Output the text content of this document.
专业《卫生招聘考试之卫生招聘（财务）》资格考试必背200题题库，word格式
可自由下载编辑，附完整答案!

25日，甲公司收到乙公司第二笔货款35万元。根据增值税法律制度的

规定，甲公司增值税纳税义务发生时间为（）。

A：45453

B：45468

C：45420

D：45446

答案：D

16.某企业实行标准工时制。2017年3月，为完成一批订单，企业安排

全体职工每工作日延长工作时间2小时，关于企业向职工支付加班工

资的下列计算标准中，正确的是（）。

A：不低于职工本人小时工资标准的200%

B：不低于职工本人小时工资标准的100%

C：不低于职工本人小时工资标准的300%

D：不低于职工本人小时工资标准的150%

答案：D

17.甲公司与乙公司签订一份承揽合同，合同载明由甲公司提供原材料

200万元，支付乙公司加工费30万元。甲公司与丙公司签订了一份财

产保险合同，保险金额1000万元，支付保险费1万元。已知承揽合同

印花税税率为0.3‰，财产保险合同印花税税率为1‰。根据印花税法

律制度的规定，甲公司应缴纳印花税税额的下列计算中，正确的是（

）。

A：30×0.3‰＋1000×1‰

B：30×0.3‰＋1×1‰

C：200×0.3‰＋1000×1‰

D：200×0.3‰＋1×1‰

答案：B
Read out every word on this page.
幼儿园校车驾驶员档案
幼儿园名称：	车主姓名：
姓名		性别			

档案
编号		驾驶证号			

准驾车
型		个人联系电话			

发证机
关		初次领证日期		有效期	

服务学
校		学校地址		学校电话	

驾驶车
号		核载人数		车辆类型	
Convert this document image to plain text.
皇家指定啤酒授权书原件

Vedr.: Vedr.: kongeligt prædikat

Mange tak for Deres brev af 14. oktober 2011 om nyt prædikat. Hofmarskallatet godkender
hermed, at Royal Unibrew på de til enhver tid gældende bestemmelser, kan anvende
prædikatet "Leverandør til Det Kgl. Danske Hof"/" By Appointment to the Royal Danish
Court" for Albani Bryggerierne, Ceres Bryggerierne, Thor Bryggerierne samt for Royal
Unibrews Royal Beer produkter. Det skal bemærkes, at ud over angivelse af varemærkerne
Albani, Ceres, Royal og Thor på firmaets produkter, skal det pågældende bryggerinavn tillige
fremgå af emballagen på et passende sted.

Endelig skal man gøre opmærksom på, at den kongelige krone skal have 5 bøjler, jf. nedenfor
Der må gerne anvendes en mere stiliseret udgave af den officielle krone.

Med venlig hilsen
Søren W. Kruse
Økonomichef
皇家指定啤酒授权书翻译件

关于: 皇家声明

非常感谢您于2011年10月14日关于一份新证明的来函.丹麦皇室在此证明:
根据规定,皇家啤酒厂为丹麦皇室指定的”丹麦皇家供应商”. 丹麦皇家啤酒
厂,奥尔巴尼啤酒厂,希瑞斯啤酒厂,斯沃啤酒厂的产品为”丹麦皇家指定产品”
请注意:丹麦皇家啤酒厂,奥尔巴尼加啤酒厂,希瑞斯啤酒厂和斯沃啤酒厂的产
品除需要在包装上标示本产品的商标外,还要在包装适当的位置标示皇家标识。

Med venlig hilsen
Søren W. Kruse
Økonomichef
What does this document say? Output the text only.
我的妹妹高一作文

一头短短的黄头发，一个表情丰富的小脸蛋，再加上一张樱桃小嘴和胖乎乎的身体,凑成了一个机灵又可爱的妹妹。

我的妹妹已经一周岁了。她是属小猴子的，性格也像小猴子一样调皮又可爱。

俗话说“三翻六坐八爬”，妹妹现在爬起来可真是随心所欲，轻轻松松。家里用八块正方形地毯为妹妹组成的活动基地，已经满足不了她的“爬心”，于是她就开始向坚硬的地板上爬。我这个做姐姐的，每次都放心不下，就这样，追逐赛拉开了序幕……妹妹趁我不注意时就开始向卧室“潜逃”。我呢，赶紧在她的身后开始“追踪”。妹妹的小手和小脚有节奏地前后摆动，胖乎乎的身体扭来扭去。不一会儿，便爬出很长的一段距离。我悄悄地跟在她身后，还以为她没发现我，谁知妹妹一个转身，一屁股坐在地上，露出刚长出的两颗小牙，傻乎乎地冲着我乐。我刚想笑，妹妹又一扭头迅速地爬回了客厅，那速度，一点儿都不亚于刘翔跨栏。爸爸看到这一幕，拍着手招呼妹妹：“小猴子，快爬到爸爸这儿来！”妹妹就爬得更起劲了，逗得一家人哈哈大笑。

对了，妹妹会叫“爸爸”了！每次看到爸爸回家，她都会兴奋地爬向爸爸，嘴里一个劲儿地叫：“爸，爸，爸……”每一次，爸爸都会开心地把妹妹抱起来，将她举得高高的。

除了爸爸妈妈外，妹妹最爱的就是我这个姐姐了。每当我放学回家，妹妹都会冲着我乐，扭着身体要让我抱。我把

________________________________________

◆ WHAT THE TASK REQUIRES: Gather all the lines that include the word "produkter" and copy them out.

◆ SOLUTION:
Unibrews Royal Beer produkter. Det skal bemærkes, at ud over angivelse af varemærkerne
Albani, Ceres, Royal og Thor på firmaets produkter, skal det pågældende bryggerinavn tillige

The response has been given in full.